TASK PROMPT: Repeat the listing word for word. No pictures belong in the copy.

── LISTED ENTRIES

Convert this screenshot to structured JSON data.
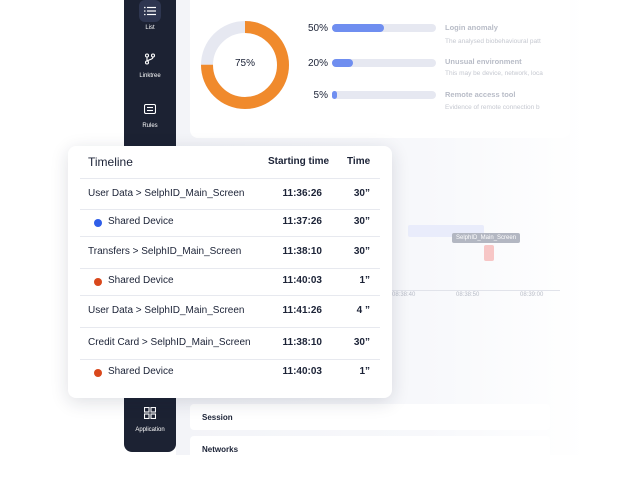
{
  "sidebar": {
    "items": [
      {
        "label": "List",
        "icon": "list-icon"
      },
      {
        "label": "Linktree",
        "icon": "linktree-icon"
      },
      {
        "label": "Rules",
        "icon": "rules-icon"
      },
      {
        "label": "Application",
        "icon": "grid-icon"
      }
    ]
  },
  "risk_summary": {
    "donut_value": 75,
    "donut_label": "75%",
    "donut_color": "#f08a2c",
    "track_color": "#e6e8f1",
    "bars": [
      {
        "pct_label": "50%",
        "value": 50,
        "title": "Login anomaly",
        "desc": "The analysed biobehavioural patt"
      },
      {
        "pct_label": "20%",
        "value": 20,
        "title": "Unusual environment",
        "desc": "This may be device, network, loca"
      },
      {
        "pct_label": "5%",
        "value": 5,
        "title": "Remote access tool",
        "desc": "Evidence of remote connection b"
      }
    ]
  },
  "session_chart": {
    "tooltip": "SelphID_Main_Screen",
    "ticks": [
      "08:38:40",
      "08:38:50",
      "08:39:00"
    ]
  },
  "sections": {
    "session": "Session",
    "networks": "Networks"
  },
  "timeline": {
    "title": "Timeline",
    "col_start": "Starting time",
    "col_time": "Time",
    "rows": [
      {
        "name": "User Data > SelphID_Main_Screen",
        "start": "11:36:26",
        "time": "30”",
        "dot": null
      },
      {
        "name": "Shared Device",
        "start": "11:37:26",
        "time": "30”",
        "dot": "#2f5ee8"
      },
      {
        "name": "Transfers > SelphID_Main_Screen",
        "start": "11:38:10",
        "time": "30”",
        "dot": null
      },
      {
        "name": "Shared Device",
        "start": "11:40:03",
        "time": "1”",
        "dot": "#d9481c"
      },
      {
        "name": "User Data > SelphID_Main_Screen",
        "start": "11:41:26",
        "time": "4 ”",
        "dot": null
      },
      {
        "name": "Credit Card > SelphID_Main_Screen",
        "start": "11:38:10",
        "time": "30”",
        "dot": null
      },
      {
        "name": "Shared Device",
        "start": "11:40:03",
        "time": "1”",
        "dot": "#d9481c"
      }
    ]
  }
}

────

RESULT:
Convert this screenshot to structured JSON data.
{
  "sidebar": {
    "items": [
      {
        "label": "List",
        "icon": "list-icon"
      },
      {
        "label": "Linktree",
        "icon": "linktree-icon"
      },
      {
        "label": "Rules",
        "icon": "rules-icon"
      },
      {
        "label": "Application",
        "icon": "grid-icon"
      }
    ]
  },
  "risk_summary": {
    "donut_value": 75,
    "donut_label": "75%",
    "donut_color": "#f08a2c",
    "track_color": "#e6e8f1",
    "bars": [
      {
        "pct_label": "50%",
        "value": 50,
        "title": "Login anomaly",
        "desc": "The analysed biobehavioural patt"
      },
      {
        "pct_label": "20%",
        "value": 20,
        "title": "Unusual environment",
        "desc": "This may be device, network, loca"
      },
      {
        "pct_label": "5%",
        "value": 5,
        "title": "Remote access tool",
        "desc": "Evidence of remote connection b"
      }
    ]
  },
  "session_chart": {
    "tooltip": "SelphID_Main_Screen",
    "ticks": [
      "08:38:40",
      "08:38:50",
      "08:39:00"
    ]
  },
  "sections": {
    "session": "Session",
    "networks": "Networks"
  },
  "timeline": {
    "title": "Timeline",
    "col_start": "Starting time",
    "col_time": "Time",
    "rows": [
      {
        "name": "User Data > SelphID_Main_Screen",
        "start": "11:36:26",
        "time": "30”",
        "dot": null
      },
      {
        "name": "Shared Device",
        "start": "11:37:26",
        "time": "30”",
        "dot": "#2f5ee8"
      },
      {
        "name": "Transfers > SelphID_Main_Screen",
        "start": "11:38:10",
        "time": "30”",
        "dot": null
      },
      {
        "name": "Shared Device",
        "start": "11:40:03",
        "time": "1”",
        "dot": "#d9481c"
      },
      {
        "name": "User Data > SelphID_Main_Screen",
        "start": "11:41:26",
        "time": "4 ”",
        "dot": null
      },
      {
        "name": "Credit Card > SelphID_Main_Screen",
        "start": "11:38:10",
        "time": "30”",
        "dot": null
      },
      {
        "name": "Shared Device",
        "start": "11:40:03",
        "time": "1”",
        "dot": "#d9481c"
      }
    ]
  }
}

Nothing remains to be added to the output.